== Segment start ==

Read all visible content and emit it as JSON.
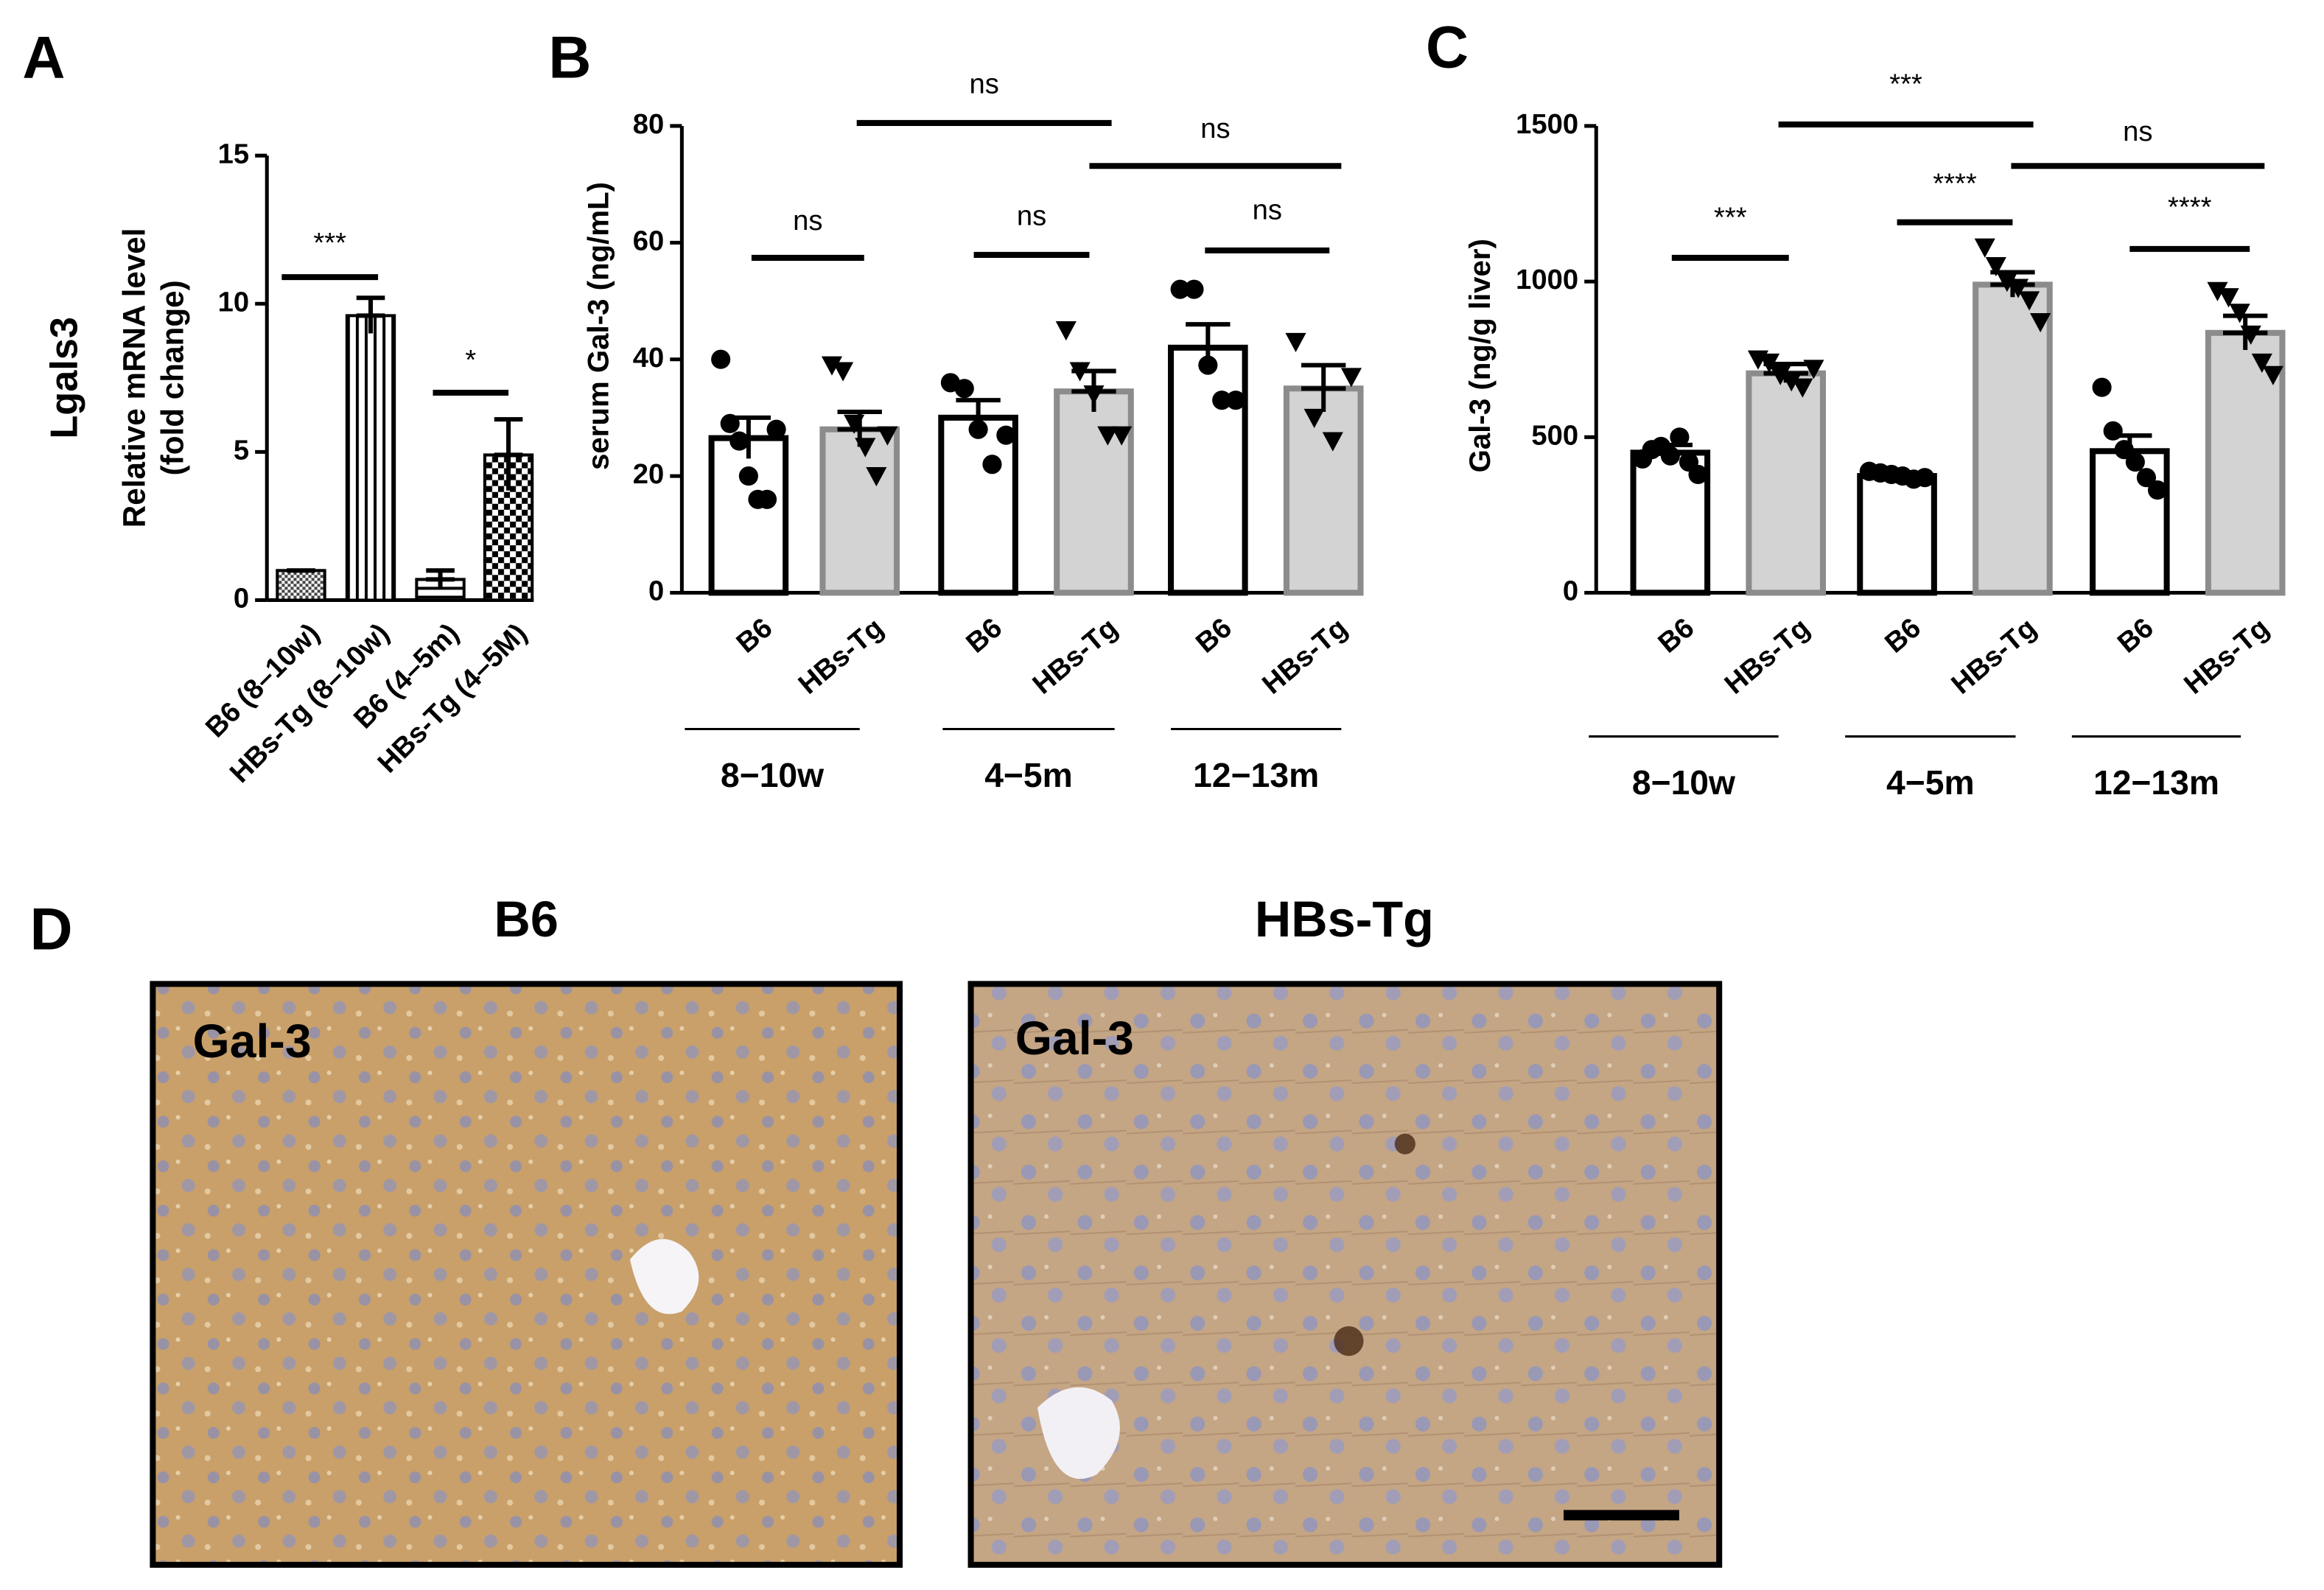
{
  "chart_data": [
    {
      "type": "bar",
      "panel": "A",
      "ylabel_title": "Lgals3",
      "ylabel": "Relative mRNA level",
      "ylabel_sub": "(fold change)",
      "categories": [
        "B6 (8–10w)",
        "HBs-Tg (8–10w)",
        "B6 (4–5m)",
        "HBs-Tg (4–5M)"
      ],
      "values": [
        1,
        9.6,
        0.7,
        4.9
      ],
      "errors": [
        0,
        0.6,
        0.3,
        1.2
      ],
      "ylim": [
        0,
        15
      ],
      "yticks": [
        0,
        5,
        10,
        15
      ],
      "significance": [
        "***",
        "*"
      ]
    },
    {
      "type": "bar",
      "panel": "B",
      "ylabel": "serum Gal-3 (ng/mL)",
      "categories": [
        "B6",
        "HBs-Tg",
        "B6",
        "HBs-Tg",
        "B6",
        "HBs-Tg"
      ],
      "groups": [
        "8−10w",
        "4−5m",
        "12−13m"
      ],
      "values": [
        26.5,
        28,
        30,
        34.5,
        42,
        35
      ],
      "errors": [
        3.5,
        3,
        3,
        3.5,
        4,
        4
      ],
      "points": [
        [
          40,
          29,
          26,
          20,
          16,
          16,
          28
        ],
        [
          39,
          38,
          29,
          25,
          20,
          27
        ],
        [
          36,
          35,
          28,
          22,
          27
        ],
        [
          45,
          38,
          34,
          27,
          27
        ],
        [
          52,
          52,
          39,
          33,
          33
        ],
        [
          43,
          30,
          26,
          37
        ]
      ],
      "colors": [
        "#ffffff",
        "#d3d3d3",
        "#ffffff",
        "#d3d3d3",
        "#ffffff",
        "#d3d3d3"
      ],
      "edge_colors": [
        "#000000",
        "#8c8c8c",
        "#000000",
        "#8c8c8c",
        "#000000",
        "#8c8c8c"
      ],
      "ylim": [
        0,
        80
      ],
      "yticks": [
        0,
        20,
        40,
        60,
        80
      ],
      "significance": [
        "ns",
        "ns",
        "ns",
        "ns",
        "ns"
      ]
    },
    {
      "type": "bar",
      "panel": "C",
      "ylabel": "Gal-3 (ng/g liver)",
      "categories": [
        "B6",
        "HBs-Tg",
        "B6",
        "HBs-Tg",
        "B6",
        "HBs-Tg"
      ],
      "groups": [
        "8−10w",
        "4−5m",
        "12−13m"
      ],
      "values": [
        450,
        705,
        375,
        990,
        455,
        835
      ],
      "errors": [
        25,
        30,
        10,
        40,
        50,
        55
      ],
      "points": [
        [
          430,
          460,
          470,
          440,
          500,
          420,
          380
        ],
        [
          750,
          740,
          700,
          680,
          660,
          720
        ],
        [
          390,
          385,
          380,
          375,
          365,
          370
        ],
        [
          1110,
          1050,
          1000,
          980,
          940,
          870
        ],
        [
          660,
          520,
          460,
          420,
          370,
          330
        ],
        [
          970,
          950,
          900,
          830,
          740,
          700
        ]
      ],
      "colors": [
        "#ffffff",
        "#d3d3d3",
        "#ffffff",
        "#d3d3d3",
        "#ffffff",
        "#d3d3d3"
      ],
      "edge_colors": [
        "#000000",
        "#8c8c8c",
        "#000000",
        "#8c8c8c",
        "#000000",
        "#8c8c8c"
      ],
      "ylim": [
        0,
        1500
      ],
      "yticks": [
        0,
        500,
        1000,
        1500
      ],
      "significance": [
        "***",
        "****",
        "****",
        "***",
        "ns"
      ]
    }
  ],
  "panel_d": {
    "panel": "D",
    "images": [
      {
        "title": "B6",
        "stain": "Gal-3"
      },
      {
        "title": "HBs-Tg",
        "stain": "Gal-3"
      }
    ]
  }
}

== Segment end ==

▶ _Task objective_
Without including any picture, set down the listing above exactly as it appears.

▶ _Task solution_
Read all visible content and emit it as JSON.
{
  "chart_data": [
    {
      "type": "bar",
      "panel": "A",
      "ylabel_title": "Lgals3",
      "ylabel": "Relative mRNA level",
      "ylabel_sub": "(fold change)",
      "categories": [
        "B6 (8–10w)",
        "HBs-Tg (8–10w)",
        "B6 (4–5m)",
        "HBs-Tg (4–5M)"
      ],
      "values": [
        1,
        9.6,
        0.7,
        4.9
      ],
      "errors": [
        0,
        0.6,
        0.3,
        1.2
      ],
      "ylim": [
        0,
        15
      ],
      "yticks": [
        0,
        5,
        10,
        15
      ],
      "significance": [
        "***",
        "*"
      ]
    },
    {
      "type": "bar",
      "panel": "B",
      "ylabel": "serum Gal-3 (ng/mL)",
      "categories": [
        "B6",
        "HBs-Tg",
        "B6",
        "HBs-Tg",
        "B6",
        "HBs-Tg"
      ],
      "groups": [
        "8−10w",
        "4−5m",
        "12−13m"
      ],
      "values": [
        26.5,
        28,
        30,
        34.5,
        42,
        35
      ],
      "errors": [
        3.5,
        3,
        3,
        3.5,
        4,
        4
      ],
      "points": [
        [
          40,
          29,
          26,
          20,
          16,
          16,
          28
        ],
        [
          39,
          38,
          29,
          25,
          20,
          27
        ],
        [
          36,
          35,
          28,
          22,
          27
        ],
        [
          45,
          38,
          34,
          27,
          27
        ],
        [
          52,
          52,
          39,
          33,
          33
        ],
        [
          43,
          30,
          26,
          37
        ]
      ],
      "colors": [
        "#ffffff",
        "#d3d3d3",
        "#ffffff",
        "#d3d3d3",
        "#ffffff",
        "#d3d3d3"
      ],
      "edge_colors": [
        "#000000",
        "#8c8c8c",
        "#000000",
        "#8c8c8c",
        "#000000",
        "#8c8c8c"
      ],
      "ylim": [
        0,
        80
      ],
      "yticks": [
        0,
        20,
        40,
        60,
        80
      ],
      "significance": [
        "ns",
        "ns",
        "ns",
        "ns",
        "ns"
      ]
    },
    {
      "type": "bar",
      "panel": "C",
      "ylabel": "Gal-3 (ng/g liver)",
      "categories": [
        "B6",
        "HBs-Tg",
        "B6",
        "HBs-Tg",
        "B6",
        "HBs-Tg"
      ],
      "groups": [
        "8−10w",
        "4−5m",
        "12−13m"
      ],
      "values": [
        450,
        705,
        375,
        990,
        455,
        835
      ],
      "errors": [
        25,
        30,
        10,
        40,
        50,
        55
      ],
      "points": [
        [
          430,
          460,
          470,
          440,
          500,
          420,
          380
        ],
        [
          750,
          740,
          700,
          680,
          660,
          720
        ],
        [
          390,
          385,
          380,
          375,
          365,
          370
        ],
        [
          1110,
          1050,
          1000,
          980,
          940,
          870
        ],
        [
          660,
          520,
          460,
          420,
          370,
          330
        ],
        [
          970,
          950,
          900,
          830,
          740,
          700
        ]
      ],
      "colors": [
        "#ffffff",
        "#d3d3d3",
        "#ffffff",
        "#d3d3d3",
        "#ffffff",
        "#d3d3d3"
      ],
      "edge_colors": [
        "#000000",
        "#8c8c8c",
        "#000000",
        "#8c8c8c",
        "#000000",
        "#8c8c8c"
      ],
      "ylim": [
        0,
        1500
      ],
      "yticks": [
        0,
        500,
        1000,
        1500
      ],
      "significance": [
        "***",
        "****",
        "****",
        "***",
        "ns"
      ]
    }
  ],
  "panel_d": {
    "panel": "D",
    "images": [
      {
        "title": "B6",
        "stain": "Gal-3"
      },
      {
        "title": "HBs-Tg",
        "stain": "Gal-3"
      }
    ]
  }
}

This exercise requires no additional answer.